— Data to process —

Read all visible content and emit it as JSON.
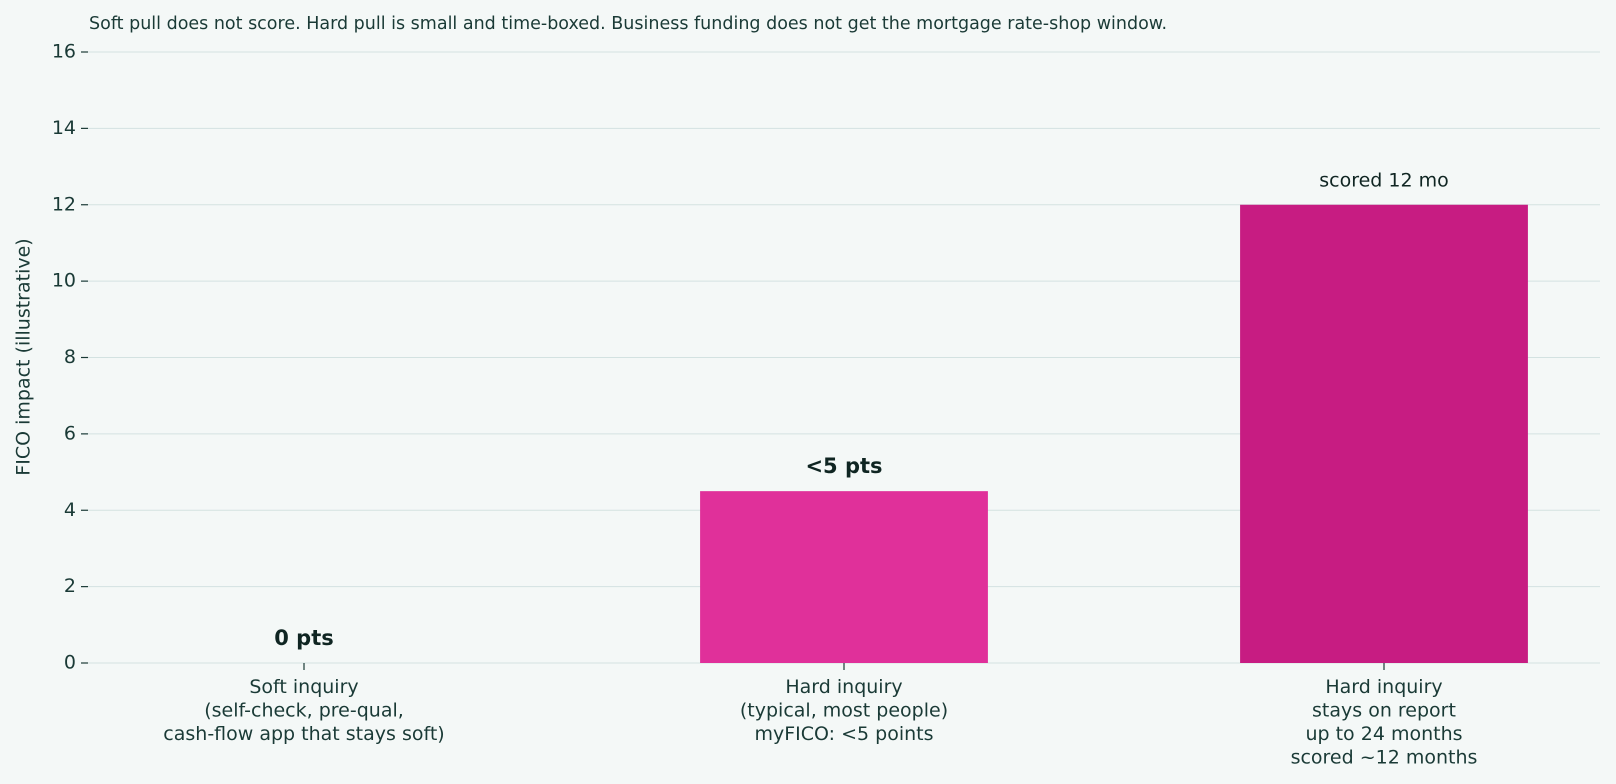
{
  "chart_data": {
    "type": "bar",
    "title": "Soft pull does not score. Hard pull is small and time-boxed. Business funding does not get the mortgage rate-shop window.",
    "y_label": "FICO impact (illustrative)",
    "categories": [
      "Soft inquiry\n(self-check, pre-qual,\ncash-flow app that stays soft)",
      "Hard inquiry\n(typical, most people)\nmyFICO: <5 points",
      "Hard inquiry\nstays on report\nup to 24 months\nscored ~12 months"
    ],
    "values": [
      0,
      4.5,
      12
    ],
    "value_labels": [
      "0 pts",
      "<5 pts",
      "scored 12 mo"
    ],
    "colors": [
      "#e0309a",
      "#e0309a",
      "#c71c82"
    ],
    "ylim": [
      0,
      16
    ],
    "yticks": [
      0,
      2,
      4,
      6,
      8,
      10,
      12,
      14,
      16
    ],
    "grid": true
  }
}
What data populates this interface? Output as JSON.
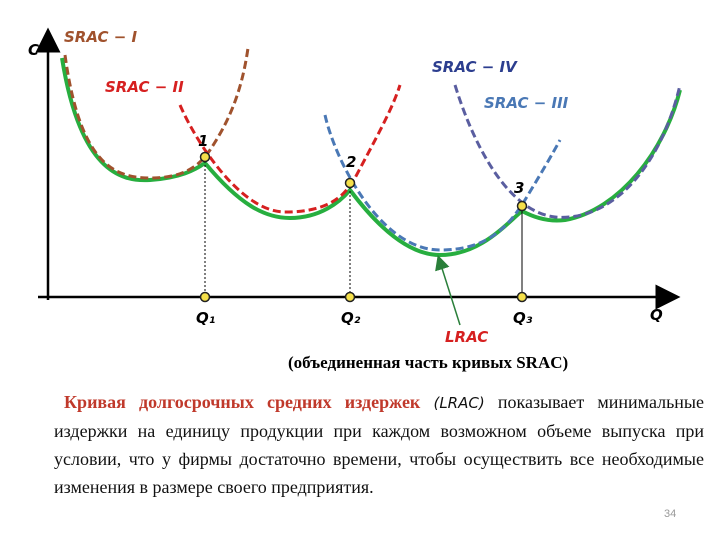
{
  "diagram": {
    "axis_labels": {
      "y": "C",
      "x": "Q"
    },
    "curves": [
      {
        "label": "SRAC − I"
      },
      {
        "label": "SRAC − II"
      },
      {
        "label": "SRAC − III"
      },
      {
        "label": "SRAC − IV"
      }
    ],
    "points": [
      "1",
      "2",
      "3"
    ],
    "q_labels": [
      "Q₁",
      "Q₂",
      "Q₃"
    ],
    "lrac": {
      "label": "LRAC",
      "caption": "(объединенная часть кривых SRAC)"
    }
  },
  "text": {
    "heading": "Кривая долгосрочных средних издержек",
    "abbr": "(LRAC)",
    "rest": "показывает минимальные издержки на единицу продукции при каждом возможном объеме выпуска при условии, что у фирмы достаточно времени, чтобы осуществить все необходимые изменения в размере своего предприятия."
  },
  "page_number": "34"
}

— Task statement —
Copy each line exactly, and leave the pictures out of your copy.

— Completed exercise —
Read all visible content and emit it as JSON.
{
  "chart_data": {
    "type": "bar",
    "title": "Soft pull does not score. Hard pull is small and time-boxed. Business funding does not get the mortgage rate-shop window.",
    "y_label": "FICO impact (illustrative)",
    "categories": [
      "Soft inquiry\n(self-check, pre-qual,\ncash-flow app that stays soft)",
      "Hard inquiry\n(typical, most people)\nmyFICO: <5 points",
      "Hard inquiry\nstays on report\nup to 24 months\nscored ~12 months"
    ],
    "values": [
      0,
      4.5,
      12
    ],
    "value_labels": [
      "0 pts",
      "<5 pts",
      "scored 12 mo"
    ],
    "colors": [
      "#e0309a",
      "#e0309a",
      "#c71c82"
    ],
    "ylim": [
      0,
      16
    ],
    "yticks": [
      0,
      2,
      4,
      6,
      8,
      10,
      12,
      14,
      16
    ],
    "grid": true
  }
}
What data populates this interface? Output as JSON.
{
  "diagram": {
    "axis_labels": {
      "y": "C",
      "x": "Q"
    },
    "curves": [
      {
        "label": "SRAC − I"
      },
      {
        "label": "SRAC − II"
      },
      {
        "label": "SRAC − III"
      },
      {
        "label": "SRAC − IV"
      }
    ],
    "points": [
      "1",
      "2",
      "3"
    ],
    "q_labels": [
      "Q₁",
      "Q₂",
      "Q₃"
    ],
    "lrac": {
      "label": "LRAC",
      "caption": "(объединенная часть кривых SRAC)"
    }
  },
  "text": {
    "heading": "Кривая долгосрочных средних издержек",
    "abbr": "(LRAC)",
    "rest": "показывает минимальные издержки на единицу продукции при каждом возможном объеме выпуска при условии, что у фирмы достаточно времени, чтобы осуществить все необходимые изменения в размере своего предприятия."
  },
  "page_number": "34"
}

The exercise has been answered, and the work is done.